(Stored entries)

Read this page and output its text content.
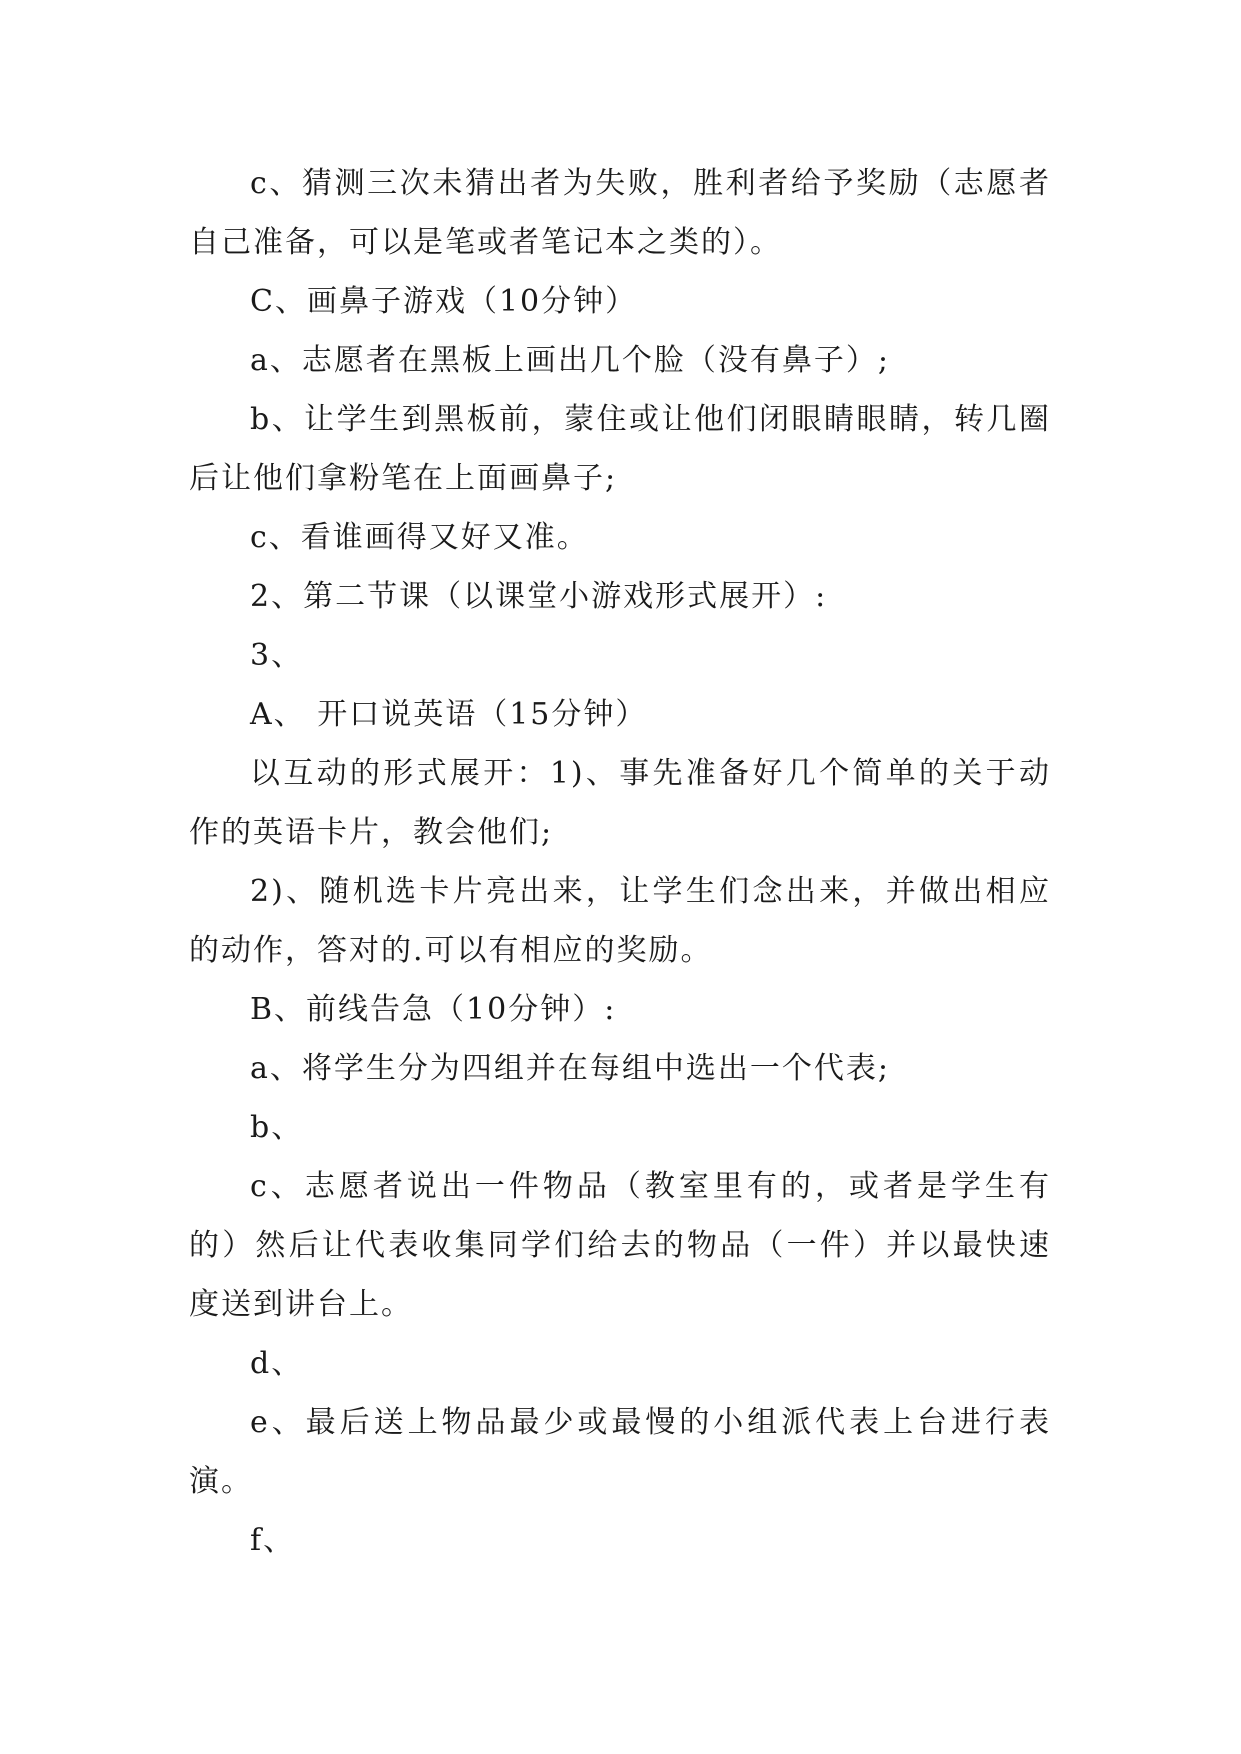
c、猜测三次未猜出者为失败，胜利者给予奖励（志愿者自己准备，可以是笔或者笔记本之类的）。

C、画鼻子游戏（10分钟）

a、志愿者在黑板上画出几个脸（没有鼻子）;

b、让学生到黑板前，蒙住或让他们闭眼睛眼睛，转几圈后让他们拿粉笔在上面画鼻子;

c、看谁画得又好又准。

2、第二节课（以课堂小游戏形式展开）:

3、

A、 开口说英语（15分钟）

以互动的形式展开：1)、事先准备好几个简单的关于动作的英语卡片，教会他们;

2)、随机选卡片亮出来，让学生们念出来，并做出相应的动作，答对的.可以有相应的奖励。

B、前线告急（10分钟）:

a、将学生分为四组并在每组中选出一个代表;

b、

c、志愿者说出一件物品（教室里有的，或者是学生有的）然后让代表收集同学们给去的物品（一件）并以最快速度送到讲台上。

d、

e、最后送上物品最少或最慢的小组派代表上台进行表演。

f、
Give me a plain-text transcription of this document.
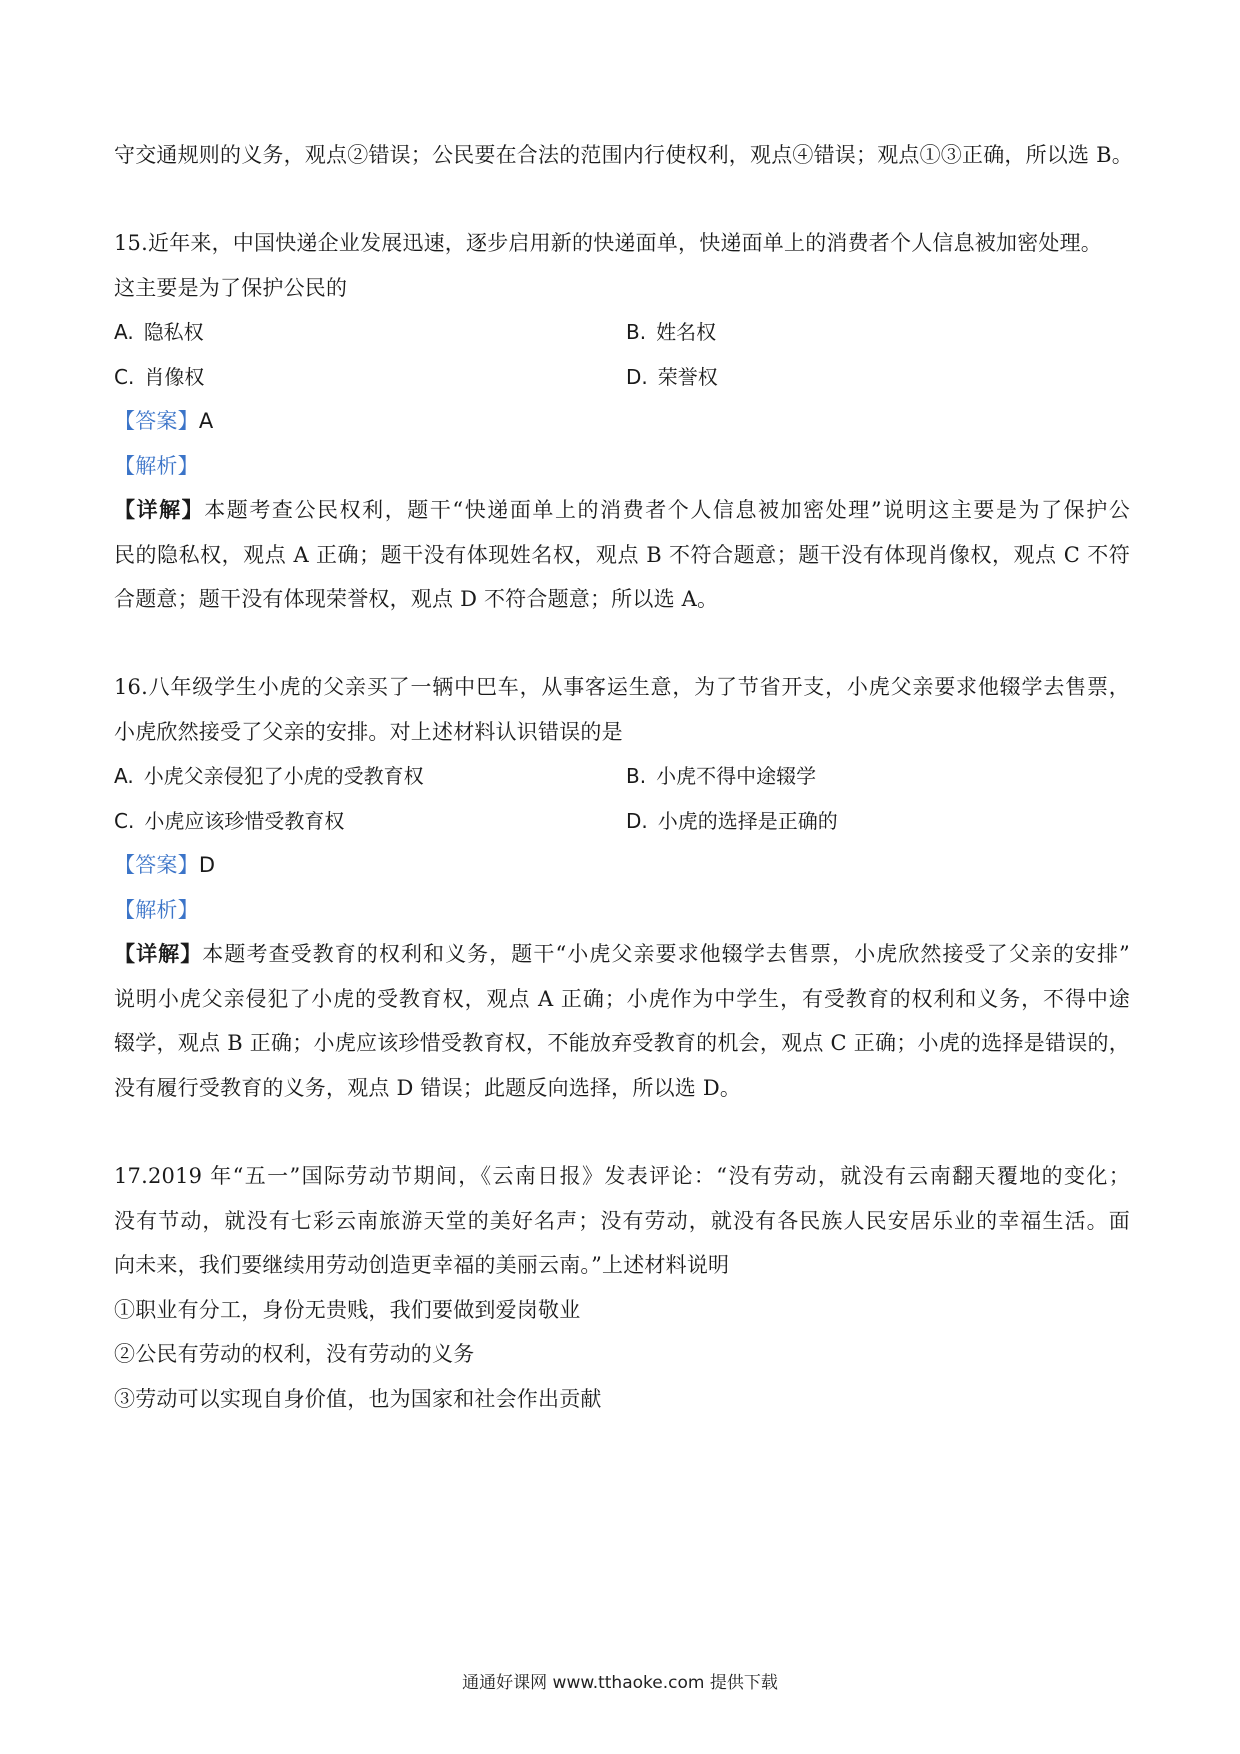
守交通规则的义务，观点②错误；公民要在合法的范围内行使权利，观点④错误；观点①③正确，所以选 B。
15.近年来，中国快递企业发展迅速，逐步启用新的快递面单，快递面单上的消费者个人信息被加密处理。
这主要是为了保护公民的
A. 隐私权	B. 姓名权
C. 肖像权	D. 荣誉权
【答案】A
【解析】
【详解】本题考查公民权利，题干“快递面单上的消费者个人信息被加密处理”说明这主要是为了保护公
民的隐私权，观点 A 正确；题干没有体现姓名权，观点 B 不符合题意；题干没有体现肖像权，观点 C 不符
合题意；题干没有体现荣誉权，观点 D 不符合题意；所以选 A。
16.八年级学生小虎的父亲买了一辆中巴车，从事客运生意，为了节省开支，小虎父亲要求他辍学去售票，
小虎欣然接受了父亲的安排。对上述材料认识错误的是
A. 小虎父亲侵犯了小虎的受教育权	B. 小虎不得中途辍学
C. 小虎应该珍惜受教育权	D. 小虎的选择是正确的
【答案】D
【解析】
【详解】本题考查受教育的权利和义务，题干“小虎父亲要求他辍学去售票，小虎欣然接受了父亲的安排”
说明小虎父亲侵犯了小虎的受教育权，观点 A 正确；小虎作为中学生，有受教育的权利和义务，不得中途
辍学，观点 B 正确；小虎应该珍惜受教育权，不能放弃受教育的机会，观点 C 正确；小虎的选择是错误的，
没有履行受教育的义务，观点 D 错误；此题反向选择，所以选 D。
17.2019 年“五一”国际劳动节期间，《云南日报》发表评论：“没有劳动，就没有云南翻天覆地的变化；
没有节动，就没有七彩云南旅游天堂的美好名声；没有劳动，就没有各民族人民安居乐业的幸福生活。面
向未来，我们要继续用劳动创造更幸福的美丽云南。”上述材料说明
①职业有分工，身份无贵贱，我们要做到爱岗敬业
②公民有劳动的权利，没有劳动的义务
③劳动可以实现自身价值，也为国家和社会作出贡献
通通好课网 www.tthaoke.com 提供下载
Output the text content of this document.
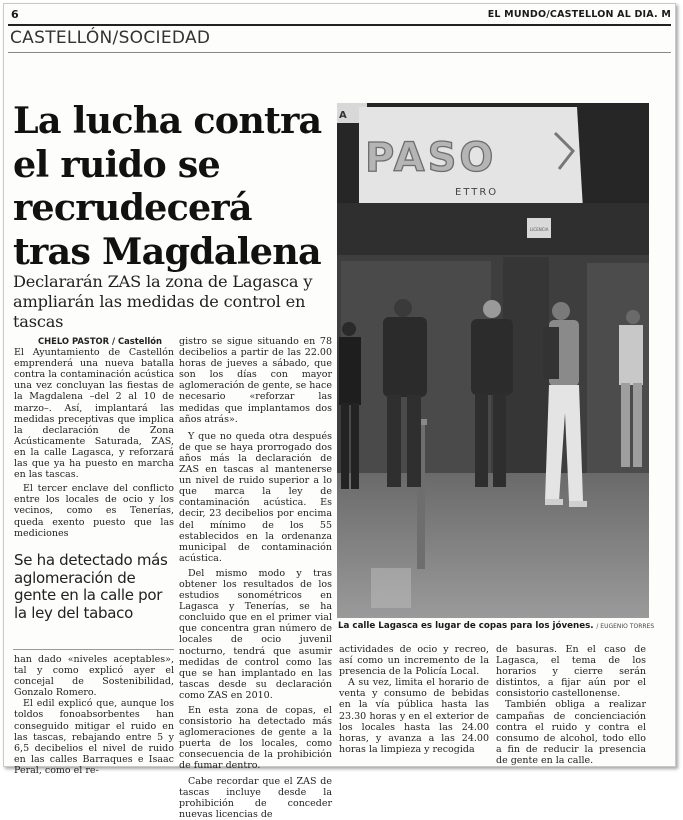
6	EL MUNDO/CASTELLON AL DIA. M
CASTELLÓN/SOCIEDAD
La lucha contra el ruido se recrudecerá tras Magdalena
Declararán ZAS la zona de Lagasca y ampliarán las medidas de control en tascas
CHELO PASTOR / Castellón

El Ayuntamiento de Castellón emprenderá una nueva batalla contra la contaminación acústica una vez concluyan las fiestas de la Magdalena –del 2 al 10 de marzo–. Así, implantará las medidas preceptivas que implica la declaración de Zona Acústicamente Saturada, ZAS, en la calle Lagasca, y reforzará las que ya ha puesto en marcha en las tascas.

El tercer enclave del conflicto entre los locales de ocio y los vecinos, como es Tenerías, queda exento puesto que las mediciones

Se ha detectado más aglomeración de gente en la calle por la ley del tabaco

han dado «niveles aceptables», tal y como explicó ayer el concejal de Sostenibilidad, Gonzalo Romero.

El edil explicó que, aunque los toldos fonoabsorbentes han conseguido mitigar el ruido en las tascas, rebajando entre 5 y 6,5 decibelios el nivel de ruido en las calles Barraques e Isaac Peral, como el re-

gistro se sigue situando en 78 decibelios a partir de las 22.00 horas de jueves a sábado, que son los días con mayor aglomeración de gente, se hace necesario «reforzar las medidas que implantamos dos años atrás».

Y que no queda otra después de que se haya prorrogado dos años más la declaración de ZAS en tascas al mantenerse un nivel de ruido superior a lo que marca la ley de contaminación acústica. Es decir, 23 decibelios por encima del mínimo de los 55 establecidos en la ordenanza municipal de contaminación acústica.

Del mismo modo y tras obtener los resultados de los estudios sonométricos en Lagasca y Tenerías, se ha concluido que en el primer vial que concentra gran número de locales de ocio juvenil nocturno, tendrá que asumir medidas de control como las que se han implantado en las tascas desde su declaración como ZAS en 2010.

En esta zona de copas, el consistorio ha detectado más aglomeraciones de gente a la puerta de los locales, como consecuencia de la prohibición de fumar dentro.

Cabe recordar que el ZAS de tascas incluye desde la prohibición de conceder nuevas licencias de

actividades de ocio y recreo, así como un incremento de la presencia de la Policía Local.

A su vez, limita el horario de venta y consumo de bebidas en la vía pública hasta las 23.30 horas y en el exterior de los locales hasta las 24.00 horas, y avanza a las 24.00 horas la limpieza y recogida

de basuras. En el caso de Lagasca, el tema de los horarios y cierre serán distintos, a fijar aún por el consistorio castellonense.

También obliga a realizar campañas de concienciación contra el ruido y contra el consumo de alcohol, todo ello a fin de reducir la presencia de gente en la calle.

A
PASO
ETTRO
LICENCIA
La calle Lagasca es lugar de copas para los jóvenes. / EUGENIO TORRES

▶ [Given problem] Return the material exactly as given, apart from the pictures.

▶ [The result]
Read this page and output its text content.
c、猜测三次未猜出者为失败，胜利者给予奖励（志愿者自己准备，可以是笔或者笔记本之类的）。

C、画鼻子游戏（10分钟）

a、志愿者在黑板上画出几个脸（没有鼻子）;

b、让学生到黑板前，蒙住或让他们闭眼睛眼睛，转几圈后让他们拿粉笔在上面画鼻子;

c、看谁画得又好又准。

2、第二节课（以课堂小游戏形式展开）:

3、

A、 开口说英语（15分钟）

以互动的形式展开：1)、事先准备好几个简单的关于动作的英语卡片，教会他们;

2)、随机选卡片亮出来，让学生们念出来，并做出相应的动作，答对的.可以有相应的奖励。

B、前线告急（10分钟）:

a、将学生分为四组并在每组中选出一个代表;

b、

c、志愿者说出一件物品（教室里有的，或者是学生有的）然后让代表收集同学们给去的物品（一件）并以最快速度送到讲台上。

d、

e、最后送上物品最少或最慢的小组派代表上台进行表演。

f、
Give me a plain-text transcription of this document.
守交通规则的义务，观点②错误；公民要在合法的范围内行使权利，观点④错误；观点①③正确，所以选 B。
15.近年来，中国快递企业发展迅速，逐步启用新的快递面单，快递面单上的消费者个人信息被加密处理。
这主要是为了保护公民的
A. 隐私权	B. 姓名权
C. 肖像权	D. 荣誉权
【答案】A
【解析】
【详解】本题考查公民权利，题干“快递面单上的消费者个人信息被加密处理”说明这主要是为了保护公
民的隐私权，观点 A 正确；题干没有体现姓名权，观点 B 不符合题意；题干没有体现肖像权，观点 C 不符
合题意；题干没有体现荣誉权，观点 D 不符合题意；所以选 A。
16.八年级学生小虎的父亲买了一辆中巴车，从事客运生意，为了节省开支，小虎父亲要求他辍学去售票，
小虎欣然接受了父亲的安排。对上述材料认识错误的是
A. 小虎父亲侵犯了小虎的受教育权	B. 小虎不得中途辍学
C. 小虎应该珍惜受教育权	D. 小虎的选择是正确的
【答案】D
【解析】
【详解】本题考查受教育的权利和义务，题干“小虎父亲要求他辍学去售票，小虎欣然接受了父亲的安排”
说明小虎父亲侵犯了小虎的受教育权，观点 A 正确；小虎作为中学生，有受教育的权利和义务，不得中途
辍学，观点 B 正确；小虎应该珍惜受教育权，不能放弃受教育的机会，观点 C 正确；小虎的选择是错误的，
没有履行受教育的义务，观点 D 错误；此题反向选择，所以选 D。
17.2019 年“五一”国际劳动节期间，《云南日报》发表评论：“没有劳动，就没有云南翻天覆地的变化；
没有节动，就没有七彩云南旅游天堂的美好名声；没有劳动，就没有各民族人民安居乐业的幸福生活。面
向未来，我们要继续用劳动创造更幸福的美丽云南。”上述材料说明
①职业有分工，身份无贵贱，我们要做到爱岗敬业
②公民有劳动的权利，没有劳动的义务
③劳动可以实现自身价值，也为国家和社会作出贡献
通通好课网 www.tthaoke.com 提供下载
Output the text content of this document.
6	EL MUNDO/CASTELLON AL DIA. M
CASTELLÓN/SOCIEDAD
La lucha contra el ruido se recrudecerá tras Magdalena
Declararán ZAS la zona de Lagasca y ampliarán las medidas de control en tascas
CHELO PASTOR / Castellón

El Ayuntamiento de Castellón emprenderá una nueva batalla contra la contaminación acústica una vez concluyan las fiestas de la Magdalena –del 2 al 10 de marzo–. Así, implantará las medidas preceptivas que implica la declaración de Zona Acústicamente Saturada, ZAS, en la calle Lagasca, y reforzará las que ya ha puesto en marcha en las tascas.

El tercer enclave del conflicto entre los locales de ocio y los vecinos, como es Tenerías, queda exento puesto que las mediciones

Se ha detectado más aglomeración de gente en la calle por la ley del tabaco

han dado «niveles aceptables», tal y como explicó ayer el concejal de Sostenibilidad, Gonzalo Romero.

El edil explicó que, aunque los toldos fonoabsorbentes han conseguido mitigar el ruido en las tascas, rebajando entre 5 y 6,5 decibelios el nivel de ruido en las calles Barraques e Isaac Peral, como el re-

gistro se sigue situando en 78 decibelios a partir de las 22.00 horas de jueves a sábado, que son los días con mayor aglomeración de gente, se hace necesario «reforzar las medidas que implantamos dos años atrás».

Y que no queda otra después de que se haya prorrogado dos años más la declaración de ZAS en tascas al mantenerse un nivel de ruido superior a lo que marca la ley de contaminación acústica. Es decir, 23 decibelios por encima del mínimo de los 55 establecidos en la ordenanza municipal de contaminación acústica.

Del mismo modo y tras obtener los resultados de los estudios sonométricos en Lagasca y Tenerías, se ha concluido que en el primer vial que concentra gran número de locales de ocio juvenil nocturno, tendrá que asumir medidas de control como las que se han implantado en las tascas desde su declaración como ZAS en 2010.

En esta zona de copas, el consistorio ha detectado más aglomeraciones de gente a la puerta de los locales, como consecuencia de la prohibición de fumar dentro.

Cabe recordar que el ZAS de tascas incluye desde la prohibición de conceder nuevas licencias de

actividades de ocio y recreo, así como un incremento de la presencia de la Policía Local.

A su vez, limita el horario de venta y consumo de bebidas en la vía pública hasta las 23.30 horas y en el exterior de los locales hasta las 24.00 horas, y avanza a las 24.00 horas la limpieza y recogida

de basuras. En el caso de Lagasca, el tema de los horarios y cierre serán distintos, a fijar aún por el consistorio castellonense.

También obliga a realizar campañas de concienciación contra el ruido y contra el consumo de alcohol, todo ello a fin de reducir la presencia de gente en la calle.

A
PASO
ETTRO
LICENCIA
La calle Lagasca es lugar de copas para los jóvenes. / EUGENIO TORRES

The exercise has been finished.